** Reading passage **
>>>
The list of topics and speakers were carefully curated to create a forum of wide discussion, where priorities and developments are considered through a lens that’s both local and global, and brushes a diverse range of industries, from fashion to arts and culture.
T Dialogues’s master of ceremonies, Georgina Benjamin, addressed the audience and kickstarted the event.
Through a video, Michael Greenspon, the Global Head of New York Times Licensing and Print Innovation, greeted the forum’s speakers and guests electronically. “This year, T Singapore has seen personalities like Lee Dong Wook, Hailee Steinfeld and Millie Bobby Brown on its cover, and has explored topics like the contemporary state of fashion and ever-evolving Singapore and keeping craftsmanship alive,” Greenspon said. “It brings readers the trends and cultural moments in the worlds of food, travel, fashion and art — all with its unique lens.”
Renée Batchelor, the editor of T: The New York Times Style Magazine Singapore, greeted the audience.
In tandem with the panel talks, a five-course lunch was served for the guests.
In the first panel talk moderated by editor Renée Batchelor, “Your Online Self Versus Your Real Self” examined the pressing dichotomy of the glossed-up online persona and the real offline self with co-founder and director of The World Record Egg, Alissa Khan-Whelan; the fitness guru of Ultimate Performance Fitness, Chris Richards; and the clinical psychologist Dr. Sng Kai Ying, who delved right into the notion of mindfulness. “The word ‘mindfulness’ has been thrown around a lot without people knowing what it really means,” Dr. Sng posited. “Mindfulness really means intentionally being in the present moment. Whenever you catch your mind wandering — “What’s my next dish?”, “Where am I going tonight?” — just bring yourself back to here and now, and focus on what’s happening right in front of you.”
<<<
** Excerpted records **
>>>
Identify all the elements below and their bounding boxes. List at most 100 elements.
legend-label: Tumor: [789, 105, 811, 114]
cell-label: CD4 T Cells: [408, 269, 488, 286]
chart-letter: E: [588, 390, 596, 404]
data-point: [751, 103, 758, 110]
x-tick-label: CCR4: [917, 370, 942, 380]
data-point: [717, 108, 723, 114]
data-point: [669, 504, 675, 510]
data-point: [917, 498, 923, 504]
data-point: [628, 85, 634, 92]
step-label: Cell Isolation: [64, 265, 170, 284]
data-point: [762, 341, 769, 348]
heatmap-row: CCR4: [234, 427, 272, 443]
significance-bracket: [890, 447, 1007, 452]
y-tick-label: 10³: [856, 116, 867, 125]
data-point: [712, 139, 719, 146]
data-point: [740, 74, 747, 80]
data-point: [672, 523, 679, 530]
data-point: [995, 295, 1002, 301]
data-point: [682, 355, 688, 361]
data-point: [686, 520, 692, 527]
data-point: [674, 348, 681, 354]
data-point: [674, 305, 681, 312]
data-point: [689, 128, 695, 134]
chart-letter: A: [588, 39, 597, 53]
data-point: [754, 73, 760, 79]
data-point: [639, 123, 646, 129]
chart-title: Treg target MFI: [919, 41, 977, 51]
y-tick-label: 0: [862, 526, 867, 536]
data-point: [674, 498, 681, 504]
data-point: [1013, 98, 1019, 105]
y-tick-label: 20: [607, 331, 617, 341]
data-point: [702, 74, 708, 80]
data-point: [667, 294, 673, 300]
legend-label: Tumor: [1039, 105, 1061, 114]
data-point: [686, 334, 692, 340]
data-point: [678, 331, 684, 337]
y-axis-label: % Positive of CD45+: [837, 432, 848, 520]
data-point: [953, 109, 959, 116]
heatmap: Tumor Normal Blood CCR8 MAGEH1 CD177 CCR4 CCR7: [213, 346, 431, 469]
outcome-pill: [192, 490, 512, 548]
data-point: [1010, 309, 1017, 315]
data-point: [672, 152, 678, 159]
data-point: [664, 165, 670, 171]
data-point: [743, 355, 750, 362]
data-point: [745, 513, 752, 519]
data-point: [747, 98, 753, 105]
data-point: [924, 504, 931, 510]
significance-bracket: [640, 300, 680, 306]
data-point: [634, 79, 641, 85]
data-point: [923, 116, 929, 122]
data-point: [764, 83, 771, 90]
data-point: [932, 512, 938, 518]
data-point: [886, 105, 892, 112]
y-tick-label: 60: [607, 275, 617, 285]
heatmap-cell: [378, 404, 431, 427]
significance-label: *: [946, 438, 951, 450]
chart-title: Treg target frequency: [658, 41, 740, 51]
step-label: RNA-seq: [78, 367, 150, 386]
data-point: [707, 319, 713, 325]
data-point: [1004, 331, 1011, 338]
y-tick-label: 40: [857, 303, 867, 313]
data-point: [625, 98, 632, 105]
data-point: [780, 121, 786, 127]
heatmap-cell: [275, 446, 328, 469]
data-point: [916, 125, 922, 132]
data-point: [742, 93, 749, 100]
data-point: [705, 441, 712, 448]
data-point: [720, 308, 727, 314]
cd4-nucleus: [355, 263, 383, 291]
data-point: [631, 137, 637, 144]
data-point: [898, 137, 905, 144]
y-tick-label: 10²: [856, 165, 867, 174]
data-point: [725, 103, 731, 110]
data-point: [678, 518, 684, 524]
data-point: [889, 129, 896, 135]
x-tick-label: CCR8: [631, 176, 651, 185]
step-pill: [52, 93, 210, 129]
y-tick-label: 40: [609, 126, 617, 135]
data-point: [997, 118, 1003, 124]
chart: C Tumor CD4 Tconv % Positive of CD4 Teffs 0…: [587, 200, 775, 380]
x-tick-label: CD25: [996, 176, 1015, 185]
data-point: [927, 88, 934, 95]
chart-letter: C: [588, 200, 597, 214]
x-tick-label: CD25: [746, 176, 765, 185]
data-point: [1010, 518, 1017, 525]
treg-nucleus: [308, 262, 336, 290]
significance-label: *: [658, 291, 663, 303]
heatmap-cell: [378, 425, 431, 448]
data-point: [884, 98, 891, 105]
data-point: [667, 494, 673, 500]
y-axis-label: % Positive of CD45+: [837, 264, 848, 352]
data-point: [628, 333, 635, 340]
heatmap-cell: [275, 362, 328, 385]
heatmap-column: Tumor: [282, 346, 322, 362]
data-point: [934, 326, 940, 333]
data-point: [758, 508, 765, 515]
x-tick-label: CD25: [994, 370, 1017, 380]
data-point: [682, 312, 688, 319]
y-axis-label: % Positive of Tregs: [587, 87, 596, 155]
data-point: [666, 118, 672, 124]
<<<
** Your instructions **
Reproduce the T Dialogues event report above in full, word for word.

** Exercise output **
The list of topics and speakers were carefully curated to create a forum of wide discussion, where priorities and developments are considered through a lens that’s both local and global, and brushes a diverse range of industries, from fashion to arts and culture.
T Dialogues’s master of ceremonies, Georgina Benjamin, addressed the audience and kickstarted the event.
Through a video, Michael Greenspon, the Global Head of New York Times Licensing and Print Innovation, greeted the forum’s speakers and guests electronically. “This year, T Singapore has seen personalities like Lee Dong Wook, Hailee Steinfeld and Millie Bobby Brown on its cover, and has explored topics like the contemporary state of fashion and ever-evolving Singapore and keeping craftsmanship alive,” Greenspon said. “It brings readers the trends and cultural moments in the worlds of food, travel, fashion and art — all with its unique lens.”
Renée Batchelor, the editor of T: The New York Times Style Magazine Singapore, greeted the audience.
In tandem with the panel talks, a five-course lunch was served for the guests.
In the first panel talk moderated by editor Renée Batchelor, “Your Online Self Versus Your Real Self” examined the pressing dichotomy of the glossed-up online persona and the real offline self with co-founder and director of The World Record Egg, Alissa Khan-Whelan; the fitness guru of Ultimate Performance Fitness, Chris Richards; and the clinical psychologist Dr. Sng Kai Ying, who delved right into the notion of mindfulness. “The word ‘mindfulness’ has been thrown around a lot without people knowing what it really means,” Dr. Sng posited. “Mindfulness really means intentionally being in the present moment. Whenever you catch your mind wandering — “What’s my next dish?”, “Where am I going tonight?” — just bring yourself back to here and now, and focus on what’s happening right in front of you.”